>> START Record extracts
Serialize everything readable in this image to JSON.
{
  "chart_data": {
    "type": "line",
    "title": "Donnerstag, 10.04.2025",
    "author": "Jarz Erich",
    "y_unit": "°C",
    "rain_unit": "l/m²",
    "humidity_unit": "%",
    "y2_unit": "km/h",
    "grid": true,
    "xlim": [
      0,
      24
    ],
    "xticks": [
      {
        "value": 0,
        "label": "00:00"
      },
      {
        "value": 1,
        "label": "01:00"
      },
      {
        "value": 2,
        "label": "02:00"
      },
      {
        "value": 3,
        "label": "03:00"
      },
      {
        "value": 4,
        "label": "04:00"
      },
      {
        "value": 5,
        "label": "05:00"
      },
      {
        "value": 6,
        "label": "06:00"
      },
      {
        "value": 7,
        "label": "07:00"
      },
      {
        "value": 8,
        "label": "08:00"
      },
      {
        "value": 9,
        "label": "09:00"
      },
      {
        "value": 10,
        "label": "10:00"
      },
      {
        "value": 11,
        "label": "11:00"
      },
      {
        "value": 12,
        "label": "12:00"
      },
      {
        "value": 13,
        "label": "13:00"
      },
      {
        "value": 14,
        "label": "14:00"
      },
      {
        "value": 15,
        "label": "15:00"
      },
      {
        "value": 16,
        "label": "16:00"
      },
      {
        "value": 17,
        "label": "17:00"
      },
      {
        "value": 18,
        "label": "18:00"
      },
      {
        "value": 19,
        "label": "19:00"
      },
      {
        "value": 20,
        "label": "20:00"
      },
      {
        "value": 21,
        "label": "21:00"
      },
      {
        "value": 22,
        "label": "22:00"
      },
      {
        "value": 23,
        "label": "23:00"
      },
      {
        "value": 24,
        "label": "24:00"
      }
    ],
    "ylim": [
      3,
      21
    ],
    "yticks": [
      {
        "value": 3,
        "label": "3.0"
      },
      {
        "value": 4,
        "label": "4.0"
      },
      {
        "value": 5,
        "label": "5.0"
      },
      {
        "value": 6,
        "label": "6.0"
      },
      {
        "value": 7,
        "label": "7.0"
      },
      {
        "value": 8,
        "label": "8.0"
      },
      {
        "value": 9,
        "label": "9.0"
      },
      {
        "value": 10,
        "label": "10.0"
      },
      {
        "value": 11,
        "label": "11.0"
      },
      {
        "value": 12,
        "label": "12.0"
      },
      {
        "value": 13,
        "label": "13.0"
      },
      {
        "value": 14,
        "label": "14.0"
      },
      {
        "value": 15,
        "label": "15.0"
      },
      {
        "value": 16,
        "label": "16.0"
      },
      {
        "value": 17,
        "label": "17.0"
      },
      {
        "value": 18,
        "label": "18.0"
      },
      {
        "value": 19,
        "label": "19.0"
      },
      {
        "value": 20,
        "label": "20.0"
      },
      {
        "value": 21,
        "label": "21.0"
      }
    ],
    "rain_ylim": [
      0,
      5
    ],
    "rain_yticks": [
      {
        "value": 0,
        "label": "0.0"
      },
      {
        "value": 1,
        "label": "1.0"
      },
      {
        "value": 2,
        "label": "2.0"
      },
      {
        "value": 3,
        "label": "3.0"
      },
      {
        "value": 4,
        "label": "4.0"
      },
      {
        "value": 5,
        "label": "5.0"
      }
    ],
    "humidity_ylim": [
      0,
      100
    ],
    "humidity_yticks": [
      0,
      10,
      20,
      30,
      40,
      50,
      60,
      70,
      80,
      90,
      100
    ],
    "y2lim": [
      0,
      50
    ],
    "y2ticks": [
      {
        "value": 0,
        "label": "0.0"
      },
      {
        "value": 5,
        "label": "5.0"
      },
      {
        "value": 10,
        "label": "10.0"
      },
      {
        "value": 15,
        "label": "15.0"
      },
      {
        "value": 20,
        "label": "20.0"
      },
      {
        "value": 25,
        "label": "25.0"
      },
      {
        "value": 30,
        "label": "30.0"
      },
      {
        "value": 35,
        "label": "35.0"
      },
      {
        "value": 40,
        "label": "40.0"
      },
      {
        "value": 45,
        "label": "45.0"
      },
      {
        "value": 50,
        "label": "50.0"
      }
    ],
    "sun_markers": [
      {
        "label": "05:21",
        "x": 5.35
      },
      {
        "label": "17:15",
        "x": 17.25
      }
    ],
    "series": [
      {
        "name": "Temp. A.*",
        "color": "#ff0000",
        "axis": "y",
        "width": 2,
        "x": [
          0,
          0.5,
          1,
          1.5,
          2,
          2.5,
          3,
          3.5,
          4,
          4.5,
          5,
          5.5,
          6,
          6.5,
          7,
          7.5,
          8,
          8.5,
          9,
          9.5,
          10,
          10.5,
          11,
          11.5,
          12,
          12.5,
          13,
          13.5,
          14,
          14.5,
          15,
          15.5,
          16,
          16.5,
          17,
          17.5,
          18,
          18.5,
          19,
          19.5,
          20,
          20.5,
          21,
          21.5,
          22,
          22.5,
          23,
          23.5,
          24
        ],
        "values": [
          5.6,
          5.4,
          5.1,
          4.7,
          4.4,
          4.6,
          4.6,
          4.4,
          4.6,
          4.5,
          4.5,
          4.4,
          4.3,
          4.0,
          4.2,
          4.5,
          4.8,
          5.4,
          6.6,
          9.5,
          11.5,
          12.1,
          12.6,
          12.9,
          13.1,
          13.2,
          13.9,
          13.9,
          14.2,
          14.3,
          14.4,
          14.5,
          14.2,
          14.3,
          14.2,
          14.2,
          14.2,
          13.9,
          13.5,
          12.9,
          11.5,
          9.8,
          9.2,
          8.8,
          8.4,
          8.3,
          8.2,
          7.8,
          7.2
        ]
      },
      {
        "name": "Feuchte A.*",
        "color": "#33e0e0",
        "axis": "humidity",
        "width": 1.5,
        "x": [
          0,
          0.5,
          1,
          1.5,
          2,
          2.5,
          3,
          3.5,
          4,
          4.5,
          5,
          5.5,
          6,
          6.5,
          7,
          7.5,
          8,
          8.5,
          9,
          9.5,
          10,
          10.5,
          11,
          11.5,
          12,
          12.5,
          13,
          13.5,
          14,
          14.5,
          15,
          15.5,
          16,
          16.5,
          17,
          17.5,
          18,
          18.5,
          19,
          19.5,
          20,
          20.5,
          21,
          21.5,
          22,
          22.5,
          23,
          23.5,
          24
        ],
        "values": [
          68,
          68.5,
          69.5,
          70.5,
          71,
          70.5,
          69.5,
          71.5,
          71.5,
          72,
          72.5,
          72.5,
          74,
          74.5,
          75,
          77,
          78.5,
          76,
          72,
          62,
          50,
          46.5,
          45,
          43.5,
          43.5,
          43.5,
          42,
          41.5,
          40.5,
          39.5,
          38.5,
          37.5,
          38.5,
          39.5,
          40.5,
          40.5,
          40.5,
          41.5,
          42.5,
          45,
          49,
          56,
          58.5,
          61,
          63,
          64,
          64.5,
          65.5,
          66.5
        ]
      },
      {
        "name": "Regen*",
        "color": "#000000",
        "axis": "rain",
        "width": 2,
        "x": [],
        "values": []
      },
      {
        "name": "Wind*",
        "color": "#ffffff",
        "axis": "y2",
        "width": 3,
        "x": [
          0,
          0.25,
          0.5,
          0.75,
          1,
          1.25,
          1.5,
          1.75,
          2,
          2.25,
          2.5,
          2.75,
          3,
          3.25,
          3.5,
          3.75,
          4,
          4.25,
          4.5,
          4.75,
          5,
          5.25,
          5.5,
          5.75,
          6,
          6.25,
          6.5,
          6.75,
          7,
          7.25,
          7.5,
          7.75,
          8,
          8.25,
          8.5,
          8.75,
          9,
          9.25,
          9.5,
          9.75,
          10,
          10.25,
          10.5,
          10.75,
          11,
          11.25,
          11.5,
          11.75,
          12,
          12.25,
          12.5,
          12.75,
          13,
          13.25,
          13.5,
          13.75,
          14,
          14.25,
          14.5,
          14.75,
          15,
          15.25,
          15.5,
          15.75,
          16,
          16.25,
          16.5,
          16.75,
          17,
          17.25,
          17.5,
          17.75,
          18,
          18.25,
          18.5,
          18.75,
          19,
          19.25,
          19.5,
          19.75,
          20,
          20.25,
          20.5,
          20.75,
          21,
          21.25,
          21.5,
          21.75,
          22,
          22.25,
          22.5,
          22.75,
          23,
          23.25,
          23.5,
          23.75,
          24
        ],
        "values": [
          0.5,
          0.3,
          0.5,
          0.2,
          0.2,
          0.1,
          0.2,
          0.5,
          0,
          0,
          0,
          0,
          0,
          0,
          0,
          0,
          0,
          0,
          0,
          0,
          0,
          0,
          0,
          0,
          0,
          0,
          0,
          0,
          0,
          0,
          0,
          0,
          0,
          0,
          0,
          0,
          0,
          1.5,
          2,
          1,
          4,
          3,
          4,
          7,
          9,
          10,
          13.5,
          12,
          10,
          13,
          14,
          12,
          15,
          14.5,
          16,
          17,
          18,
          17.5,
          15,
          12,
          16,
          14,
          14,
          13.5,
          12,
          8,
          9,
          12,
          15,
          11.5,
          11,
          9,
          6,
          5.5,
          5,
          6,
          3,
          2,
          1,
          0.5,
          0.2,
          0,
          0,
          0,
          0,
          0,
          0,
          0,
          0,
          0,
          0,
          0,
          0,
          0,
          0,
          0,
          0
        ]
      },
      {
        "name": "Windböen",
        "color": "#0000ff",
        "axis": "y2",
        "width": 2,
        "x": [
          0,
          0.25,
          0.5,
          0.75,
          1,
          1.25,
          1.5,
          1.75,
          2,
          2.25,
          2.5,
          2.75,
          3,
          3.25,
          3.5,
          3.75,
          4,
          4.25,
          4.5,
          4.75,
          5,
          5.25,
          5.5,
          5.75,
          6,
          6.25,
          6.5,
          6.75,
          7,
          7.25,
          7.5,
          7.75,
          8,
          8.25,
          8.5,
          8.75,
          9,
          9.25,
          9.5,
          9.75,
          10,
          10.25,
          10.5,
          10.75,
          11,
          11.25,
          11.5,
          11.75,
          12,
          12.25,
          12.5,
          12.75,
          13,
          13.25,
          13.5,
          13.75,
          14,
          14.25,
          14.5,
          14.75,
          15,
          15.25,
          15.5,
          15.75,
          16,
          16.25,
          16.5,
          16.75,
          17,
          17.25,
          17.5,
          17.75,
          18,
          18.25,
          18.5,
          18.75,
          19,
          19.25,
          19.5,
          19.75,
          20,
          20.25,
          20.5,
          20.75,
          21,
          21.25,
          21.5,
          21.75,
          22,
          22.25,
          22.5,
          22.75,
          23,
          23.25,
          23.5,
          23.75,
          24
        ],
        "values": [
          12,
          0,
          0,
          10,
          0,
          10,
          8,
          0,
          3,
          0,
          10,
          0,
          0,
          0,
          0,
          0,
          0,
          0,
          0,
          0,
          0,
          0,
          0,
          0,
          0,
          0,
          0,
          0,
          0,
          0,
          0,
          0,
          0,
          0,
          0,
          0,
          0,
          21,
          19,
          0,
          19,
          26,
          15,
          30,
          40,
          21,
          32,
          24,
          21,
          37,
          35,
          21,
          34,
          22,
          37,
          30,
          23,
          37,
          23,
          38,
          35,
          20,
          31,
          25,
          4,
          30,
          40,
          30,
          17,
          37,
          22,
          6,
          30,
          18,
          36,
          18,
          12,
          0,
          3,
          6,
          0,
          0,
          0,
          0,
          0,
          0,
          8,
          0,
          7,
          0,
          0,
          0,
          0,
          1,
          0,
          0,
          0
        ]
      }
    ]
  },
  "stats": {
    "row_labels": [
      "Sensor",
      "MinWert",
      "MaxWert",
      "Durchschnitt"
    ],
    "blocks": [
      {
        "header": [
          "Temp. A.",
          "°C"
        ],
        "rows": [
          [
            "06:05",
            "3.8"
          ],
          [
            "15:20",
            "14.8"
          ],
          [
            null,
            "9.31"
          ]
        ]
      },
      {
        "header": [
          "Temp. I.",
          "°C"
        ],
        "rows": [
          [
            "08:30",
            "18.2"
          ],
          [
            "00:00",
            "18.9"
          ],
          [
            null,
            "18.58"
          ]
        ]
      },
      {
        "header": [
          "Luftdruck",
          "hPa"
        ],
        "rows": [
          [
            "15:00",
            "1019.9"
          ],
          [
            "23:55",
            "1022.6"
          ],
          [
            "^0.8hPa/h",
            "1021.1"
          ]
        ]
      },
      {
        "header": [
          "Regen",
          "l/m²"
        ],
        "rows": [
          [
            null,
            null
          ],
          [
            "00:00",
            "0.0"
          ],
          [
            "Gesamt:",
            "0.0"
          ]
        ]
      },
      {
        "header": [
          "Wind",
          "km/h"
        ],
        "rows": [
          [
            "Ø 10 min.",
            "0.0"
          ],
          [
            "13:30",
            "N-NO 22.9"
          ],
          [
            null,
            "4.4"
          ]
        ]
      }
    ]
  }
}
>> END Record extracts
Stated goal: Out of the material above, select every line that holds the string "color".

Reply to the exercise:
        "color": "#ff0000",
        "color": "#33e0e0",
        "color": "#000000",
        "color": "#ffffff",
        "color": "#0000ff",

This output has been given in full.